▸ **Stored data**
## Start
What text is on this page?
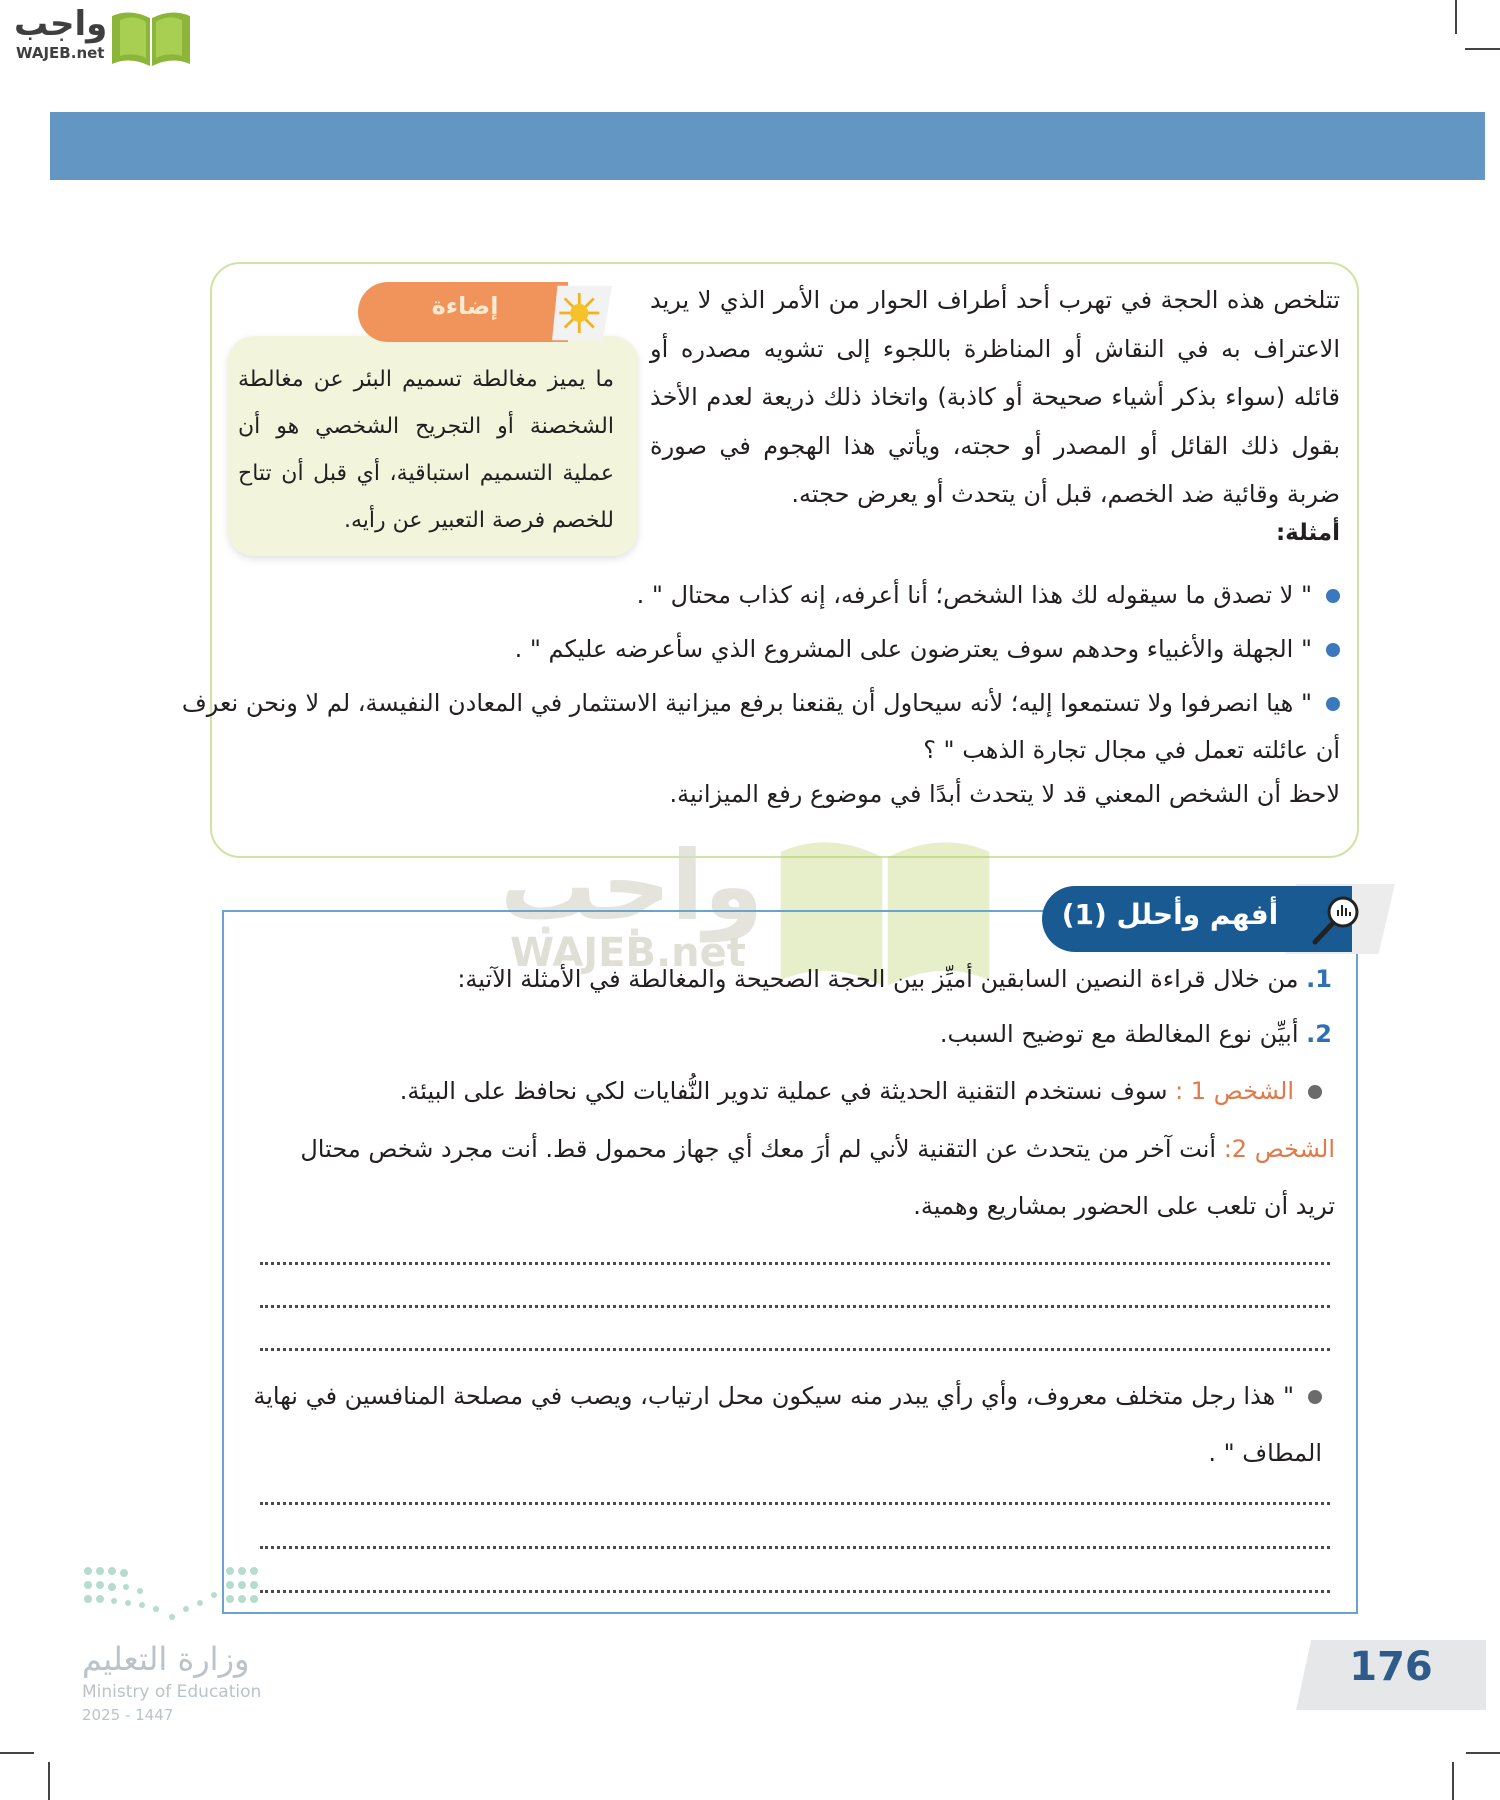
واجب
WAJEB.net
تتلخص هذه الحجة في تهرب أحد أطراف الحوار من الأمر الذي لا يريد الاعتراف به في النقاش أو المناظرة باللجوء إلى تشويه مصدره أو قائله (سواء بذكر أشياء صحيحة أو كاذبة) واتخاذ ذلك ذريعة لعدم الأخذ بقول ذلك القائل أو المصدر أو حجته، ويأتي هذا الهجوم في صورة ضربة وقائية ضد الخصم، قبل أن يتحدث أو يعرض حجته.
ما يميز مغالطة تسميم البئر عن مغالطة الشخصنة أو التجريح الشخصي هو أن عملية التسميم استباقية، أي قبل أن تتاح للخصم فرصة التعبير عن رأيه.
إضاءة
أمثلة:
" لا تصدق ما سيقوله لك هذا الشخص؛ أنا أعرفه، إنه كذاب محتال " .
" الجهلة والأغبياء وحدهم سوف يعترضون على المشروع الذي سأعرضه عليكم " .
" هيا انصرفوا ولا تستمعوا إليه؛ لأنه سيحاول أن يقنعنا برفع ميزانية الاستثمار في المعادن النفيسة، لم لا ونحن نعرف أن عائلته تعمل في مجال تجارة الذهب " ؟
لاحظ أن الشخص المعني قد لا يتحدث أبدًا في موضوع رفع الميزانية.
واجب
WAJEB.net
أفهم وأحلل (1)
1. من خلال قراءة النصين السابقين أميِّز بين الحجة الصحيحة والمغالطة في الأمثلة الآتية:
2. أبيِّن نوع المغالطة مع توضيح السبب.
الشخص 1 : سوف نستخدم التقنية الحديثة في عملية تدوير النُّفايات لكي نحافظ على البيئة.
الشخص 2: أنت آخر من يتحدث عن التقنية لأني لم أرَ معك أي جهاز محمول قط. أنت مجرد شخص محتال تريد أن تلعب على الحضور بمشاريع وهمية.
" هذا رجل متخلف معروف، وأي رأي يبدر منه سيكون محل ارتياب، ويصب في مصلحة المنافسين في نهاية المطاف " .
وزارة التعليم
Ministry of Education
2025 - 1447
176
## End
Pick out and copy every line that contains the word "الحجة".

تتلخص هذه الحجة في تهرب أحد أطراف الحوار من الأمر الذي لا يريد الاعتراف به في النقاش أو المناظرة باللجوء إلى تشويه مصدره أو قائله (سواء بذكر أشياء صحيحة أو كاذبة) واتخاذ ذلك ذريعة لعدم الأخذ بقول ذلك القائل أو المصدر أو حجته، ويأتي هذا الهجوم في صورة ضربة وقائية ضد الخصم، قبل أن يتحدث أو يعرض حجته.
1. من خلال قراءة النصين السابقين أميِّز بين الحجة الصحيحة والمغالطة في الأمثلة الآتية:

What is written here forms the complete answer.